►

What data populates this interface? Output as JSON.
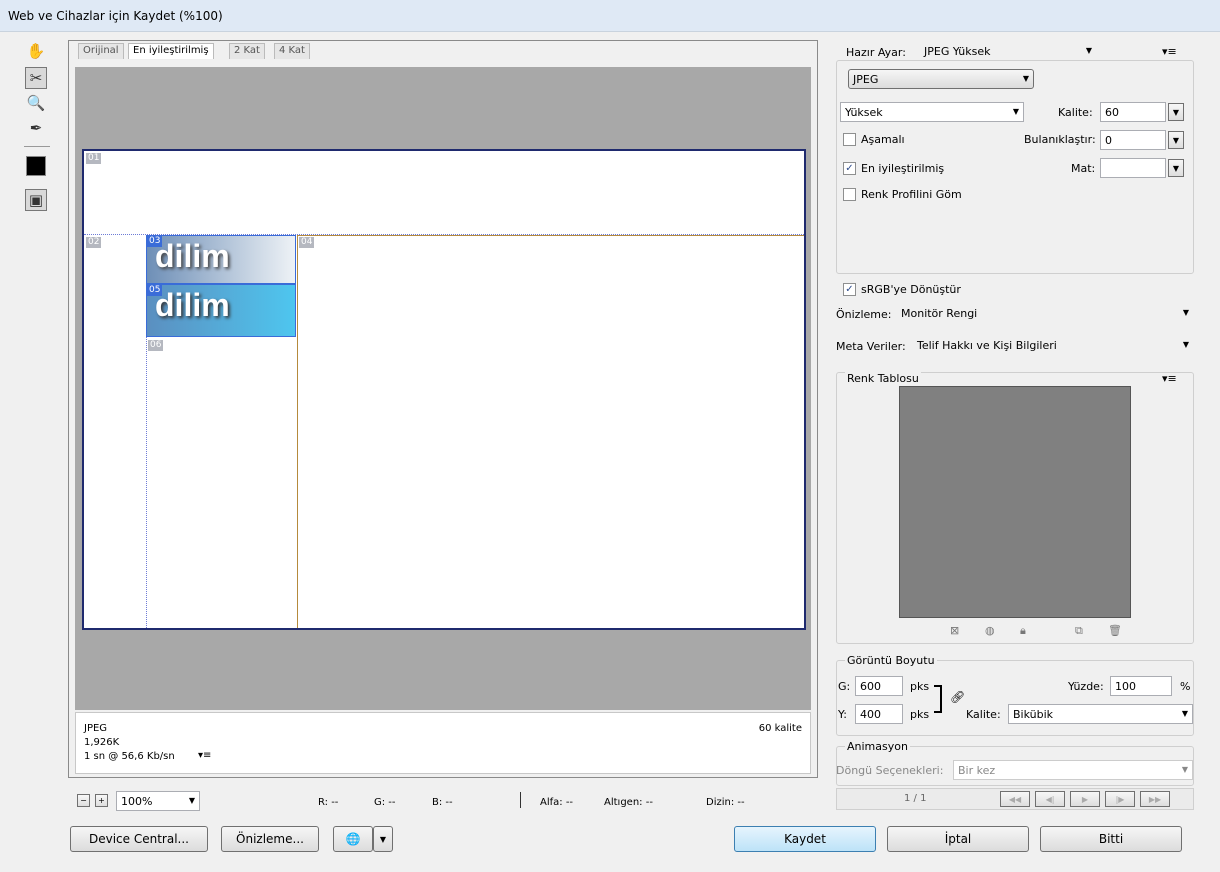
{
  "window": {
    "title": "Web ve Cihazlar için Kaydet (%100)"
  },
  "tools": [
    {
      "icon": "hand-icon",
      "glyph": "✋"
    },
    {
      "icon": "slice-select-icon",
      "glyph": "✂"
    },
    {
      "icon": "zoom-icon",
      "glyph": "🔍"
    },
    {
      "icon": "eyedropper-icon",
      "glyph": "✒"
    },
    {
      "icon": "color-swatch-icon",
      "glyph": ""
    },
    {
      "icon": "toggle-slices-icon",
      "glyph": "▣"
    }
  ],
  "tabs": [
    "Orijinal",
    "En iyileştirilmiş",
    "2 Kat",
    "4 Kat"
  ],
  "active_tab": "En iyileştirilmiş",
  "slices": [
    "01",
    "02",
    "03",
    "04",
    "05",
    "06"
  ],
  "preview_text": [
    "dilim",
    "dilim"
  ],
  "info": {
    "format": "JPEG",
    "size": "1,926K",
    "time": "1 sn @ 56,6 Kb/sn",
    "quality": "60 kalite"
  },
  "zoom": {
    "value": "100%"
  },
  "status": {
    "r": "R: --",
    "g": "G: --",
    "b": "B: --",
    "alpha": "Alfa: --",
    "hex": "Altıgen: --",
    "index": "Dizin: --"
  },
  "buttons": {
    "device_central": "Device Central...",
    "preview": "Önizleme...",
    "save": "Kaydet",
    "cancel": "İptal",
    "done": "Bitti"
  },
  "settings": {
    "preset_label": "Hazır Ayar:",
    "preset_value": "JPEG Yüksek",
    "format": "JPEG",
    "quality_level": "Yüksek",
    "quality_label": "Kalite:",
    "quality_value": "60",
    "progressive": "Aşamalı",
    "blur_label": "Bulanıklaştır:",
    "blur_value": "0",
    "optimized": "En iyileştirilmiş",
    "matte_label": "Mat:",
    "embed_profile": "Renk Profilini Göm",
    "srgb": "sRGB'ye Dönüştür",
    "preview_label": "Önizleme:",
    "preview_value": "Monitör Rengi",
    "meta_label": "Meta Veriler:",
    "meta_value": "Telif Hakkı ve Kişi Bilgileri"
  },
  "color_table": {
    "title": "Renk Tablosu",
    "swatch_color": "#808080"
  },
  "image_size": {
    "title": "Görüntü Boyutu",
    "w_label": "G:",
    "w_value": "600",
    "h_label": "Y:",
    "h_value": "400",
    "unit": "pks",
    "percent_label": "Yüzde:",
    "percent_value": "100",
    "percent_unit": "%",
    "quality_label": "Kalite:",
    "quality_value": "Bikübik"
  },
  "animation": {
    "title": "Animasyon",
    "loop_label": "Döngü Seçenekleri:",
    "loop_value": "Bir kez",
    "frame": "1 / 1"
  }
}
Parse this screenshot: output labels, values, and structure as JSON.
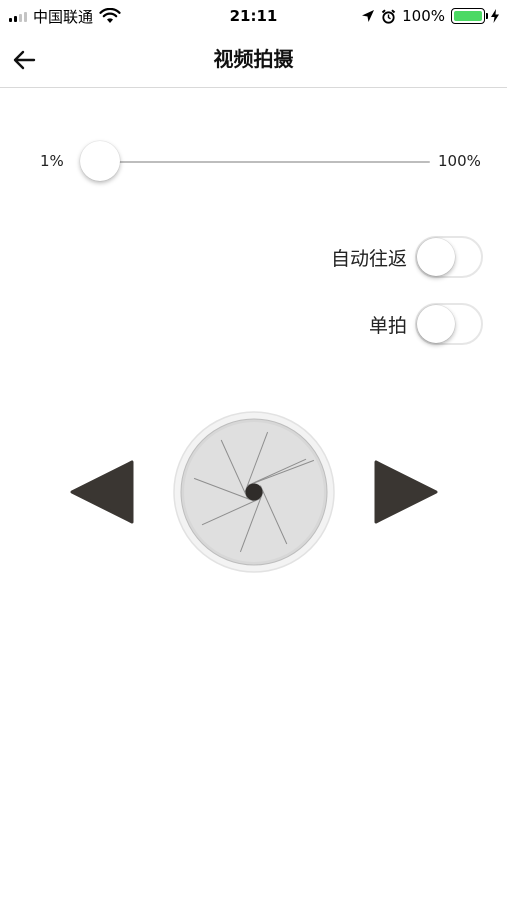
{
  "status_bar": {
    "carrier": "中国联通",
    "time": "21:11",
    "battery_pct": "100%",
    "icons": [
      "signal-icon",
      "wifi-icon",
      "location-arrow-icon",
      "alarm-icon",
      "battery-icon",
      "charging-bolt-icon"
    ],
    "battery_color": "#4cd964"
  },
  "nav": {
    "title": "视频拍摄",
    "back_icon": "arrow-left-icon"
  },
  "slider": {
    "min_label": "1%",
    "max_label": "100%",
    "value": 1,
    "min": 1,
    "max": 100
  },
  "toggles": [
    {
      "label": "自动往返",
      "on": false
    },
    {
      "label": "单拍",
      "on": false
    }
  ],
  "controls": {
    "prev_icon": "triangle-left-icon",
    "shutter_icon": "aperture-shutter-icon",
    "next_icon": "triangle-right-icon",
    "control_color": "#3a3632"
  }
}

◄

◆ **PROBLEM STATEMENT**
Check each line of the entries above for the word "glyph". List the ones that have it.

◆ **RESULT FOR THIS TASK**
      "glyph": "✋"
      "glyph": "✂"
      "glyph": "🔍"
      "glyph": "✒"
      "glyph": ""
      "glyph": "▣"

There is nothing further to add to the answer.